Data records
--------------------------------

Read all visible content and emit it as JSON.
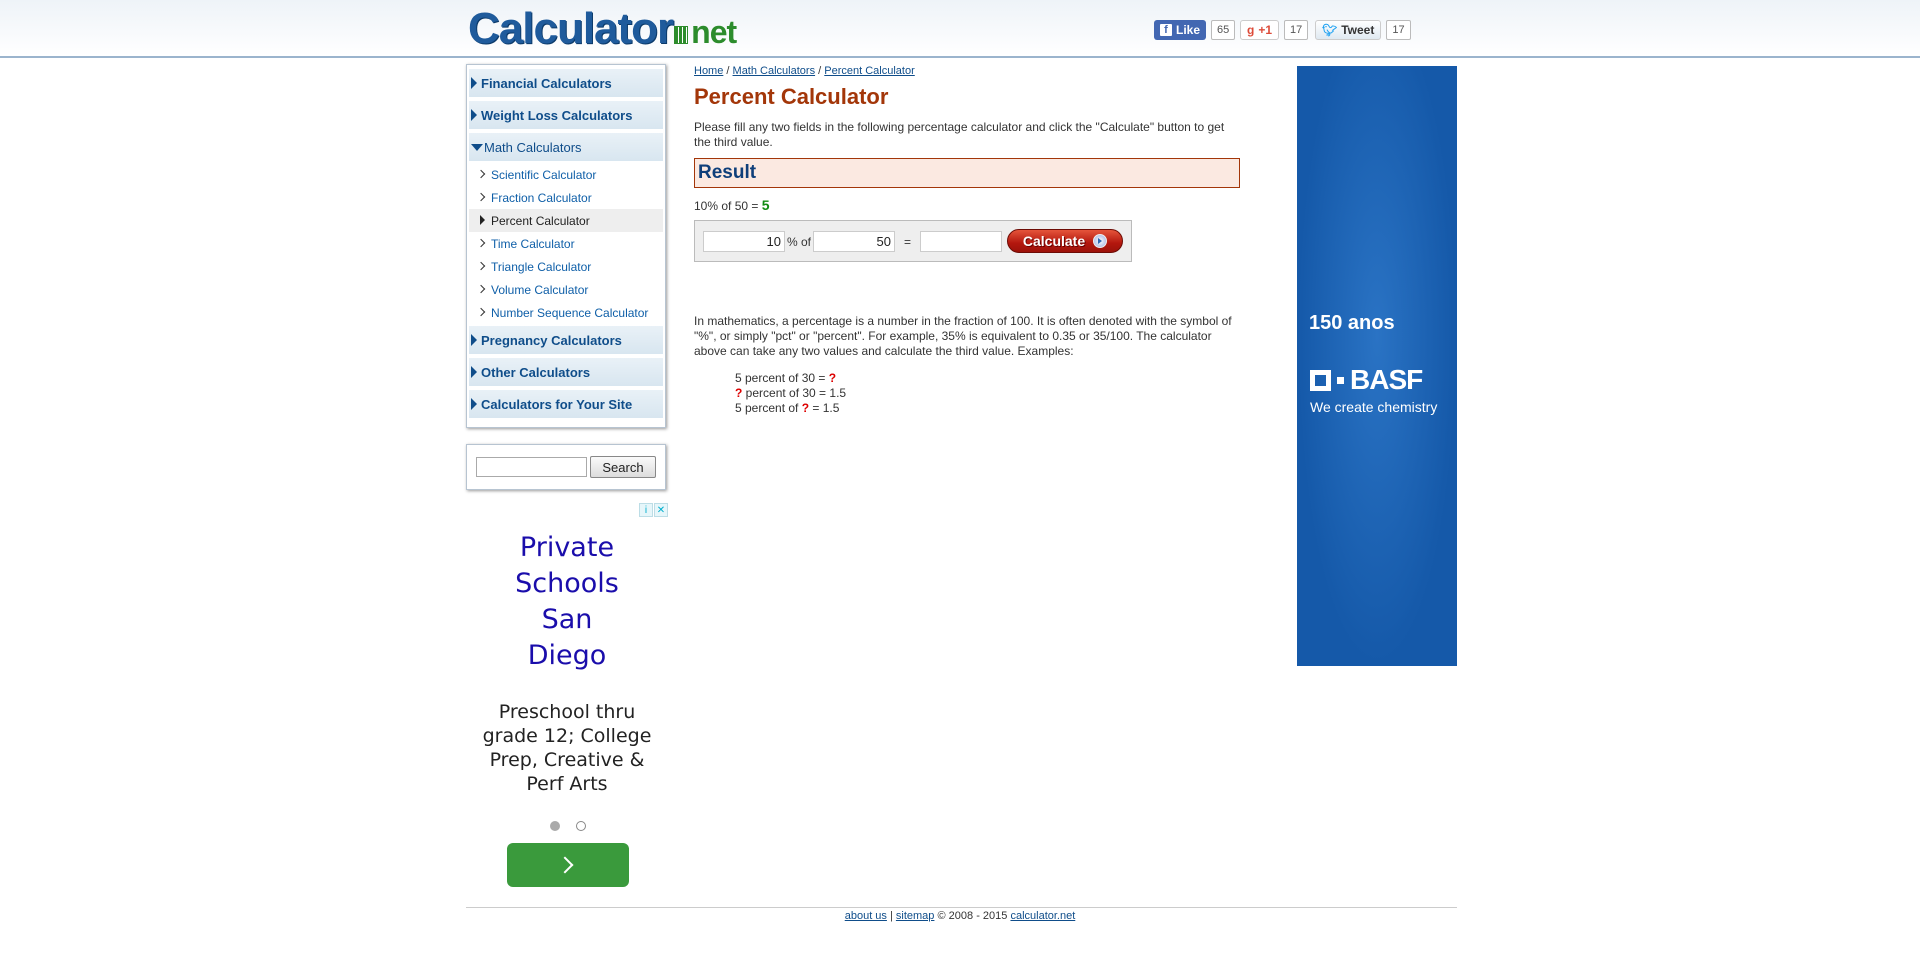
{
  "header": {
    "logo_main": "Calculator",
    "logo_suffix": "net",
    "social": {
      "facebook_label": "Like",
      "facebook_count": "65",
      "gplus_label": "+1",
      "gplus_count": "17",
      "twitter_label": "Tweet",
      "twitter_count": "17"
    }
  },
  "sidebar": {
    "categories_top": [
      "Financial Calculators",
      "Weight Loss Calculators"
    ],
    "open_category": "Math Calculators",
    "sub_items": [
      "Scientific Calculator",
      "Fraction Calculator",
      "Percent Calculator",
      "Time Calculator",
      "Triangle Calculator",
      "Volume Calculator",
      "Number Sequence Calculator"
    ],
    "active_sub": "Percent Calculator",
    "categories_bottom": [
      "Pregnancy Calculators",
      "Other Calculators",
      "Calculators for Your Site"
    ]
  },
  "search": {
    "value": "",
    "button_label": "Search"
  },
  "left_ad": {
    "headline": "Private Schools San Diego",
    "body": "Preschool thru grade 12; College Prep, Creative & Perf Arts",
    "info_icon": "i",
    "close_icon": "✕"
  },
  "breadcrumb": {
    "home": "Home",
    "sep": "/",
    "math": "Math Calculators",
    "current": "Percent Calculator"
  },
  "main": {
    "title": "Percent Calculator",
    "intro": "Please fill any two fields in the following percentage calculator and click the \"Calculate\" button to get the third value.",
    "result_header": "Result",
    "result_expression": "10% of 50 = ",
    "result_value": "5",
    "form": {
      "percent_value": "10",
      "percent_of_label": "% of",
      "of_value": "50",
      "equals_label": "=",
      "result_value": "",
      "calculate_label": "Calculate"
    },
    "explanation": "In mathematics, a percentage is a number in the fraction of 100. It is often denoted with the symbol of \"%\", or simply \"pct\" or \"percent\". For example, 35% is equivalent to 0.35 or 35/100. The calculator above can take any two values and calculate the third value. Examples:",
    "examples": [
      {
        "before": "5 percent of 30 = ",
        "q": "?",
        "after": ""
      },
      {
        "before": "",
        "q": "?",
        "after": " percent of 30 = 1.5"
      },
      {
        "before": "5 percent of ",
        "q": "?",
        "after": " = 1.5"
      }
    ]
  },
  "right_ad": {
    "anos": "150 anos",
    "brand": "BASF",
    "tagline": "We create chemistry",
    "color": "#1559a9"
  },
  "footer": {
    "about": "about us",
    "sep": "|",
    "sitemap": "sitemap",
    "copyright": "© 2008 - 2015",
    "site": "calculator.net"
  }
}
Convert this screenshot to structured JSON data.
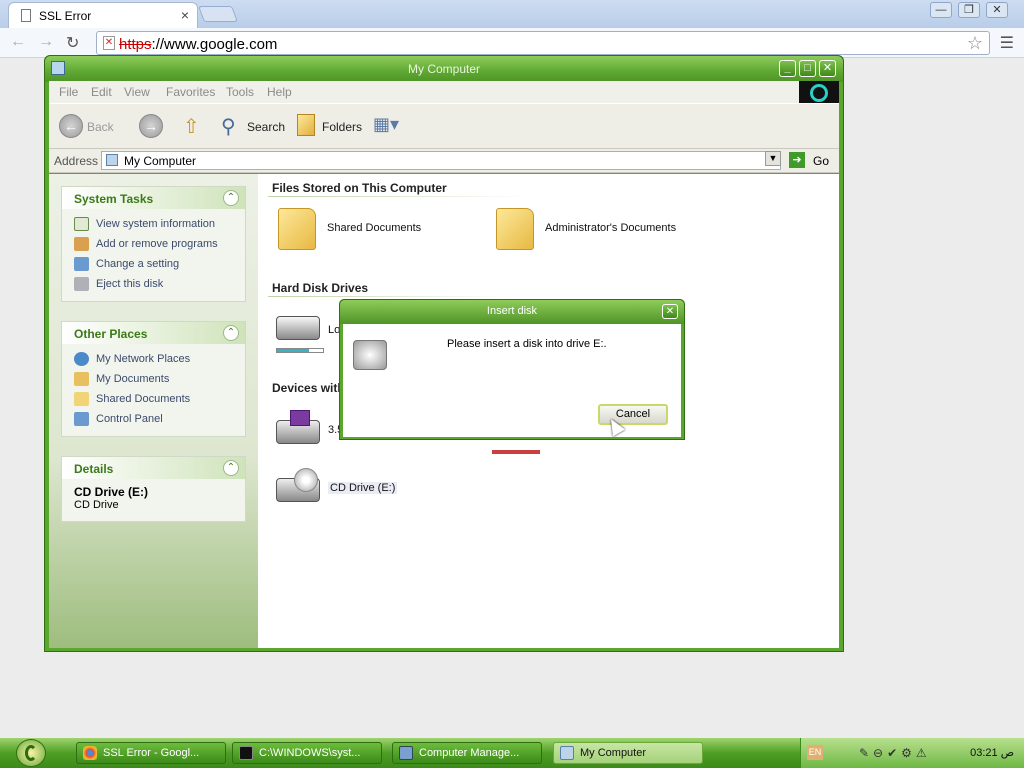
{
  "browser": {
    "tab_title": "SSL Error",
    "tab_close": "×",
    "omnibox": {
      "scheme": "https",
      "rest": "://www.google.com"
    },
    "window_buttons": [
      "—",
      "❐",
      "✕"
    ]
  },
  "explorer": {
    "title": "My Computer",
    "menu": [
      "File",
      "Edit",
      "View",
      "Favorites",
      "Tools",
      "Help"
    ],
    "toolbar": {
      "back": "Back",
      "search": "Search",
      "folders": "Folders"
    },
    "address": {
      "label": "Address",
      "value": "My Computer",
      "go": "Go"
    },
    "system_tasks": {
      "title": "System Tasks",
      "items": [
        "View system information",
        "Add or remove programs",
        "Change a setting",
        "Eject this disk"
      ]
    },
    "other_places": {
      "title": "Other Places",
      "items": [
        "My Network Places",
        "My Documents",
        "Shared Documents",
        "Control Panel"
      ]
    },
    "details": {
      "title": "Details",
      "name": "CD Drive (E:)",
      "type": "CD Drive"
    },
    "sections": {
      "files": "Files Stored on This Computer",
      "hdd": "Hard Disk Drives",
      "devices": "Devices with"
    },
    "files": [
      "Shared Documents",
      "Administrator's Documents"
    ],
    "hdd_partial": "Lo",
    "device_partial": "3.5",
    "cd_drive": "CD Drive (E:)"
  },
  "dialog": {
    "title": "Insert disk",
    "message": "Please insert a disk into drive E:.",
    "cancel": "Cancel",
    "close": "✕"
  },
  "taskbar": {
    "tasks": [
      "SSL Error - Googl...",
      "C:\\WINDOWS\\syst...",
      "Computer Manage...",
      "My Computer"
    ],
    "lang": "EN",
    "clock": "03:21 ص"
  }
}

--------------------------------

| SHORT PROBLEM |
From the material above, copy each line that includes the word "Calculators".

| FINISHED ANSWER |
      "Financial Calculators",
      "Weight Loss Calculators"
    "open_category": "Math Calculators",
      "Pregnancy Calculators",
      "Other Calculators",
      "Calculators for Your Site"
    "math": "Math Calculators",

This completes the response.